What is required — Reproduce all of the listing below without alteration.

(Collection entries)

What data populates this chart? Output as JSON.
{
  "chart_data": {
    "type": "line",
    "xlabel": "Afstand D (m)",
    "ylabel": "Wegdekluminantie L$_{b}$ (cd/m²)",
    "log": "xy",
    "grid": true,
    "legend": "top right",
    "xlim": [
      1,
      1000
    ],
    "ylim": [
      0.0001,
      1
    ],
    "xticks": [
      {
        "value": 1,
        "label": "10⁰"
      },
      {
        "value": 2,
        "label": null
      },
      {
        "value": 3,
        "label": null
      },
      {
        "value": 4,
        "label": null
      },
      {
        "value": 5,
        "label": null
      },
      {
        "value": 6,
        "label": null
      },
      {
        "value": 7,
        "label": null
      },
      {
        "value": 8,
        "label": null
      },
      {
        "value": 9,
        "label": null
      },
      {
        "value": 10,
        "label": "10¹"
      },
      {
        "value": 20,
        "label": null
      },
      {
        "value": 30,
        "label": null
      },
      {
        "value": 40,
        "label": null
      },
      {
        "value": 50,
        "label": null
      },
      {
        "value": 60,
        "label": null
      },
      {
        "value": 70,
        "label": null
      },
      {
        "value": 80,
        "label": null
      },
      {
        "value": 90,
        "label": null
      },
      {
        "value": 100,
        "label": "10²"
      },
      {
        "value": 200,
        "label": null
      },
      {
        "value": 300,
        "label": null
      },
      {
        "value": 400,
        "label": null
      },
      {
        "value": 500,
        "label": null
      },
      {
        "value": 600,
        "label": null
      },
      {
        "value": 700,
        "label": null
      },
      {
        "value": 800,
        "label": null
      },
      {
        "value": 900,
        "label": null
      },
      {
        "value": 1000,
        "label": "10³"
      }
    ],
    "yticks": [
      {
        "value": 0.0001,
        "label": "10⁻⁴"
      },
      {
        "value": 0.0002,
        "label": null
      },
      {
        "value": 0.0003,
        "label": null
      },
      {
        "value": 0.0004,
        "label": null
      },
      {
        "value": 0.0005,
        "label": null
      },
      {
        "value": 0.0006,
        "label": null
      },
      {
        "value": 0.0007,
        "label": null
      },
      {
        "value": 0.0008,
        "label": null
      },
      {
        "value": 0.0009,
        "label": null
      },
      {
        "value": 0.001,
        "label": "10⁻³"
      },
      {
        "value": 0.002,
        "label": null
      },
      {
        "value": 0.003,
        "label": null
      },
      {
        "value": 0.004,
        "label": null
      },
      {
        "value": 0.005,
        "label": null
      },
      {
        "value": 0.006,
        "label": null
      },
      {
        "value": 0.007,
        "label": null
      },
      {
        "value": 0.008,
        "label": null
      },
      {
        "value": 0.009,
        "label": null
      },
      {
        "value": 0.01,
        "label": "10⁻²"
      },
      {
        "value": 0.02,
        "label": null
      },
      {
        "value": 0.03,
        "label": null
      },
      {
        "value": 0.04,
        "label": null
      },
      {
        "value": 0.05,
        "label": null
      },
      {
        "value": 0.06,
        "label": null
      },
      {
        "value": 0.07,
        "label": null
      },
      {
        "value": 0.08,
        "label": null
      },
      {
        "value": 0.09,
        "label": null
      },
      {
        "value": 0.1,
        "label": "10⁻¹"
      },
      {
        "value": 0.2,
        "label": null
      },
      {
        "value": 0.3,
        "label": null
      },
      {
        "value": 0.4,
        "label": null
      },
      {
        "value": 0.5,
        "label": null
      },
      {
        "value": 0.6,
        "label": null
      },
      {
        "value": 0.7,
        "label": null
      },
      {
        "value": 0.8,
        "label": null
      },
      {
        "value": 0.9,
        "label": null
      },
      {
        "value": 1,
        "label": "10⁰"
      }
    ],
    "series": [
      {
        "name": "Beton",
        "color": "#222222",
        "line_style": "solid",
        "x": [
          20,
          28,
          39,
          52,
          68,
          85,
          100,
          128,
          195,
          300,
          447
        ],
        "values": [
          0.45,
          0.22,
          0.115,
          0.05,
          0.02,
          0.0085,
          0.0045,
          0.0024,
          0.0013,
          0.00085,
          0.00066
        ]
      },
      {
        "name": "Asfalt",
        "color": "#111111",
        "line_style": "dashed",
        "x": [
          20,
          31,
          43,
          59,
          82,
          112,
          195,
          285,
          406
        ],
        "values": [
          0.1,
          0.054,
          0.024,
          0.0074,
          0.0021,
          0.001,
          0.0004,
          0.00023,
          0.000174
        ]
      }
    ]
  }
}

Exercise answer —
What data populates this chart? Output as JSON.
{
  "chart_data": {
    "type": "line",
    "xlabel": "Afstand D (m)",
    "ylabel": "Wegdekluminantie L$_{b}$ (cd/m²)",
    "log": "xy",
    "grid": true,
    "legend": "top right",
    "xlim": [
      1,
      1000
    ],
    "ylim": [
      0.0001,
      1
    ],
    "xticks": [
      {
        "value": 1,
        "label": "10⁰"
      },
      {
        "value": 2,
        "label": null
      },
      {
        "value": 3,
        "label": null
      },
      {
        "value": 4,
        "label": null
      },
      {
        "value": 5,
        "label": null
      },
      {
        "value": 6,
        "label": null
      },
      {
        "value": 7,
        "label": null
      },
      {
        "value": 8,
        "label": null
      },
      {
        "value": 9,
        "label": null
      },
      {
        "value": 10,
        "label": "10¹"
      },
      {
        "value": 20,
        "label": null
      },
      {
        "value": 30,
        "label": null
      },
      {
        "value": 40,
        "label": null
      },
      {
        "value": 50,
        "label": null
      },
      {
        "value": 60,
        "label": null
      },
      {
        "value": 70,
        "label": null
      },
      {
        "value": 80,
        "label": null
      },
      {
        "value": 90,
        "label": null
      },
      {
        "value": 100,
        "label": "10²"
      },
      {
        "value": 200,
        "label": null
      },
      {
        "value": 300,
        "label": null
      },
      {
        "value": 400,
        "label": null
      },
      {
        "value": 500,
        "label": null
      },
      {
        "value": 600,
        "label": null
      },
      {
        "value": 700,
        "label": null
      },
      {
        "value": 800,
        "label": null
      },
      {
        "value": 900,
        "label": null
      },
      {
        "value": 1000,
        "label": "10³"
      }
    ],
    "yticks": [
      {
        "value": 0.0001,
        "label": "10⁻⁴"
      },
      {
        "value": 0.0002,
        "label": null
      },
      {
        "value": 0.0003,
        "label": null
      },
      {
        "value": 0.0004,
        "label": null
      },
      {
        "value": 0.0005,
        "label": null
      },
      {
        "value": 0.0006,
        "label": null
      },
      {
        "value": 0.0007,
        "label": null
      },
      {
        "value": 0.0008,
        "label": null
      },
      {
        "value": 0.0009,
        "label": null
      },
      {
        "value": 0.001,
        "label": "10⁻³"
      },
      {
        "value": 0.002,
        "label": null
      },
      {
        "value": 0.003,
        "label": null
      },
      {
        "value": 0.004,
        "label": null
      },
      {
        "value": 0.005,
        "label": null
      },
      {
        "value": 0.006,
        "label": null
      },
      {
        "value": 0.007,
        "label": null
      },
      {
        "value": 0.008,
        "label": null
      },
      {
        "value": 0.009,
        "label": null
      },
      {
        "value": 0.01,
        "label": "10⁻²"
      },
      {
        "value": 0.02,
        "label": null
      },
      {
        "value": 0.03,
        "label": null
      },
      {
        "value": 0.04,
        "label": null
      },
      {
        "value": 0.05,
        "label": null
      },
      {
        "value": 0.06,
        "label": null
      },
      {
        "value": 0.07,
        "label": null
      },
      {
        "value": 0.08,
        "label": null
      },
      {
        "value": 0.09,
        "label": null
      },
      {
        "value": 0.1,
        "label": "10⁻¹"
      },
      {
        "value": 0.2,
        "label": null
      },
      {
        "value": 0.3,
        "label": null
      },
      {
        "value": 0.4,
        "label": null
      },
      {
        "value": 0.5,
        "label": null
      },
      {
        "value": 0.6,
        "label": null
      },
      {
        "value": 0.7,
        "label": null
      },
      {
        "value": 0.8,
        "label": null
      },
      {
        "value": 0.9,
        "label": null
      },
      {
        "value": 1,
        "label": "10⁰"
      }
    ],
    "series": [
      {
        "name": "Beton",
        "color": "#222222",
        "line_style": "solid",
        "x": [
          20,
          28,
          39,
          52,
          68,
          85,
          100,
          128,
          195,
          300,
          447
        ],
        "values": [
          0.45,
          0.22,
          0.115,
          0.05,
          0.02,
          0.0085,
          0.0045,
          0.0024,
          0.0013,
          0.00085,
          0.00066
        ]
      },
      {
        "name": "Asfalt",
        "color": "#111111",
        "line_style": "dashed",
        "x": [
          20,
          31,
          43,
          59,
          82,
          112,
          195,
          285,
          406
        ],
        "values": [
          0.1,
          0.054,
          0.024,
          0.0074,
          0.0021,
          0.001,
          0.0004,
          0.00023,
          0.000174
        ]
      }
    ]
  }
}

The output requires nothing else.